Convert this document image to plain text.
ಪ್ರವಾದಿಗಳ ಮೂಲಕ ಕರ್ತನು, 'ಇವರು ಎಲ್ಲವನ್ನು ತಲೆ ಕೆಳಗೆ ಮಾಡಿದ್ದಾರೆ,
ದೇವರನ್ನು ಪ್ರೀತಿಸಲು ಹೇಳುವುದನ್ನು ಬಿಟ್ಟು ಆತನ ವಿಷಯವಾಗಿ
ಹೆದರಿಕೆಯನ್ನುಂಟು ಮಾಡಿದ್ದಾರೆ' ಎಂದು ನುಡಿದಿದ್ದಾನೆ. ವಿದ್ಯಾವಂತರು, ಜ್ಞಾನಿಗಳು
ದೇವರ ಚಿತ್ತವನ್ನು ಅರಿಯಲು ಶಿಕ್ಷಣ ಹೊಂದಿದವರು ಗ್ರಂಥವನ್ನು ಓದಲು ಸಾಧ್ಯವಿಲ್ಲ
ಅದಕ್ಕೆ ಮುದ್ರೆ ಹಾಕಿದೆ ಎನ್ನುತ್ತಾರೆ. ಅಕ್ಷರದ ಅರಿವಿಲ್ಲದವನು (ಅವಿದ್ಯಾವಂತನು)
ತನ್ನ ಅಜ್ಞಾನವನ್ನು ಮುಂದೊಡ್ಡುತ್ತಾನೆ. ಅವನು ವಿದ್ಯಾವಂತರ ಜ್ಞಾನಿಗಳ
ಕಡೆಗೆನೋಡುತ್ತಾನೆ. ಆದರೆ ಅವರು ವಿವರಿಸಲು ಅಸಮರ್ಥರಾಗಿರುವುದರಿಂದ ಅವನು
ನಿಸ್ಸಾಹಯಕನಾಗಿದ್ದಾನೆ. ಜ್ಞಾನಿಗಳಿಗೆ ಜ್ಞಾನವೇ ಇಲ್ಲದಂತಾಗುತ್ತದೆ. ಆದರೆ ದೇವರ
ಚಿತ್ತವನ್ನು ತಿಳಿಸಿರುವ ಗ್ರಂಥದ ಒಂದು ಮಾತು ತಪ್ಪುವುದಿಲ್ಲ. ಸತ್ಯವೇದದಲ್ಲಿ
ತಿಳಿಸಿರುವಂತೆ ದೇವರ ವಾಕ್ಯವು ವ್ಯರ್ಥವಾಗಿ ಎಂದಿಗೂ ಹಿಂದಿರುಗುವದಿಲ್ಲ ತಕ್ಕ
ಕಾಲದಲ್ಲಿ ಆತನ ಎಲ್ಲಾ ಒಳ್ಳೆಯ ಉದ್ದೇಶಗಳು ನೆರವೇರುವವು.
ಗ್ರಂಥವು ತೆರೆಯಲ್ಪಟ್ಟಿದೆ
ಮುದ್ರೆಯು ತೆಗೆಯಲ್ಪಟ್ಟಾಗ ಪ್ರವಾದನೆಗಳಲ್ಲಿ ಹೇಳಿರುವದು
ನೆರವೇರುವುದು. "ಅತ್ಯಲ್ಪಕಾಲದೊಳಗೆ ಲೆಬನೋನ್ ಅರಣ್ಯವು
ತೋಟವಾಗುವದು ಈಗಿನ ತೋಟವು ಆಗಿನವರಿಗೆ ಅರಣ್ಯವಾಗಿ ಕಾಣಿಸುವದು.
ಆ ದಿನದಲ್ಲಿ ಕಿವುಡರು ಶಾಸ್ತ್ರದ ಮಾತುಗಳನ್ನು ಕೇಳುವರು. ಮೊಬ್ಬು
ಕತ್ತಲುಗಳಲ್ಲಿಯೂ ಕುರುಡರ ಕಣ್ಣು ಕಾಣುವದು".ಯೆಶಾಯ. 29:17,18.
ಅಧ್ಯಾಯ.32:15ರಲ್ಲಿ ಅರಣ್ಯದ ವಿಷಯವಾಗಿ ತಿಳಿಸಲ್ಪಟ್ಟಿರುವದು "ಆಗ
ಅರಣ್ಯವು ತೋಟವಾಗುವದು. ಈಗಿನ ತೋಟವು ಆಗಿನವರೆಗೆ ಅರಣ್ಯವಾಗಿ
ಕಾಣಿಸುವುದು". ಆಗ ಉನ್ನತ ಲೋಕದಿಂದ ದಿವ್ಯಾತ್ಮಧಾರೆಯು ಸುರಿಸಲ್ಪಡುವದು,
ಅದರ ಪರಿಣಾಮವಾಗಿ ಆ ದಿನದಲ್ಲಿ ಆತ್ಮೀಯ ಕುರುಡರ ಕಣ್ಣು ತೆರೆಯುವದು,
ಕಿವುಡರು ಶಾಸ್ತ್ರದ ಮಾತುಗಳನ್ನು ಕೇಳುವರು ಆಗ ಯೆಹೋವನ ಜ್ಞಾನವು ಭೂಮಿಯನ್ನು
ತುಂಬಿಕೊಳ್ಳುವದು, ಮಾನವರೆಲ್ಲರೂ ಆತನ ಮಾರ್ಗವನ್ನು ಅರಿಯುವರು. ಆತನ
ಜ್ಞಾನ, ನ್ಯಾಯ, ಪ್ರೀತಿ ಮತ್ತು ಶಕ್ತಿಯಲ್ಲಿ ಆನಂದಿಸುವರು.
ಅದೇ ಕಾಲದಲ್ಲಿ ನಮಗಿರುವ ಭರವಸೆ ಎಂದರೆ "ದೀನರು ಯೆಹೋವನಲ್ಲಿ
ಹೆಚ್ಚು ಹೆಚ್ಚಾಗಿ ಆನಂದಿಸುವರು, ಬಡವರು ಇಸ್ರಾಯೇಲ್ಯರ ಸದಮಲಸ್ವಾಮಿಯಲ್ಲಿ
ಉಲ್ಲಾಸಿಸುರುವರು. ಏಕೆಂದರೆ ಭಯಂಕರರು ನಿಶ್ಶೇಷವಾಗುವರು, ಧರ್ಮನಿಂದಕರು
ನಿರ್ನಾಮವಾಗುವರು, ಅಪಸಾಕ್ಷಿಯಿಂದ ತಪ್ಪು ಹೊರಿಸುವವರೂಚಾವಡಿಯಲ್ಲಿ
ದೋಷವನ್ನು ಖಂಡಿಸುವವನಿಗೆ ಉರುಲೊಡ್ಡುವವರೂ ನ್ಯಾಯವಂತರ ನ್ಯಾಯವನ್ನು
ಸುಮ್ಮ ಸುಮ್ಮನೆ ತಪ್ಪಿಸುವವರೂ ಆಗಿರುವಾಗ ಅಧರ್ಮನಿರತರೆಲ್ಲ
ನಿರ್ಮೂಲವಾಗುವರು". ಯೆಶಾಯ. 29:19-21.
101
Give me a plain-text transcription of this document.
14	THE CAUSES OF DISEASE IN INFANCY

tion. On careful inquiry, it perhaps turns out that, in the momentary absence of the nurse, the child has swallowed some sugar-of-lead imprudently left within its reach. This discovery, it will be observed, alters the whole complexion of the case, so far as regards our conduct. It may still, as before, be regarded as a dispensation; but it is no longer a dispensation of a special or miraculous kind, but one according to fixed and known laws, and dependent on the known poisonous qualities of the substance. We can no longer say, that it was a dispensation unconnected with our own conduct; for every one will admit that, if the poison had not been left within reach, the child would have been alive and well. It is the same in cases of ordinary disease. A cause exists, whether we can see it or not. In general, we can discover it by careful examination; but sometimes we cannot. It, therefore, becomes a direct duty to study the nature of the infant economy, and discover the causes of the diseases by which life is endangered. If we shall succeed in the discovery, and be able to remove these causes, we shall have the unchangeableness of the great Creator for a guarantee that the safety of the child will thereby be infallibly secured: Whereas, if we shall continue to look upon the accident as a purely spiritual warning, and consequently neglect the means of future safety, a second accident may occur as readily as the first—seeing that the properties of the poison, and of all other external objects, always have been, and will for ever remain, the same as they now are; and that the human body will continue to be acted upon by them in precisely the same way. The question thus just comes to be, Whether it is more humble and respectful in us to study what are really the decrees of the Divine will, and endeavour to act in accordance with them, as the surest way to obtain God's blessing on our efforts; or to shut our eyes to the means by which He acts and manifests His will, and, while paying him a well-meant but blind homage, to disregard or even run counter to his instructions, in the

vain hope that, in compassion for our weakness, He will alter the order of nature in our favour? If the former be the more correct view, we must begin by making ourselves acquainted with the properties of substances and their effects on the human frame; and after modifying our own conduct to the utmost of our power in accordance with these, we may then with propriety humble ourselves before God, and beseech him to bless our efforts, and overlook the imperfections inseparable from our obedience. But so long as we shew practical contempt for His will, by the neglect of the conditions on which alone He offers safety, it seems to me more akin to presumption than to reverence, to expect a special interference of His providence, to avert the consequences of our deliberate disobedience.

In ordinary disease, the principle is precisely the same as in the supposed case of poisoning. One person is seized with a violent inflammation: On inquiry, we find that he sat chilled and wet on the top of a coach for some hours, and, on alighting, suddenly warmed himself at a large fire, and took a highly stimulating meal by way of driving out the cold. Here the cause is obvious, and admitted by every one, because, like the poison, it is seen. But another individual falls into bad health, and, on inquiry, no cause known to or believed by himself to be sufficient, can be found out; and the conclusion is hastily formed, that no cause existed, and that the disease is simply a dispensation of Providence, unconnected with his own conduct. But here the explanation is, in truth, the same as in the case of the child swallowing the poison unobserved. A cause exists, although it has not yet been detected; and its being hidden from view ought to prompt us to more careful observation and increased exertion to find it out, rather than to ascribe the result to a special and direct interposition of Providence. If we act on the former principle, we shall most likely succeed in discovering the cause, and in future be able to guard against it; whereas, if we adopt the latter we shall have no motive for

* **Task statement**:
Locate the word "text" in the records and collect each line it appears in.

* **Correct output**:
Convert this document image to plain text.
Give me a plain-text transcription of this document.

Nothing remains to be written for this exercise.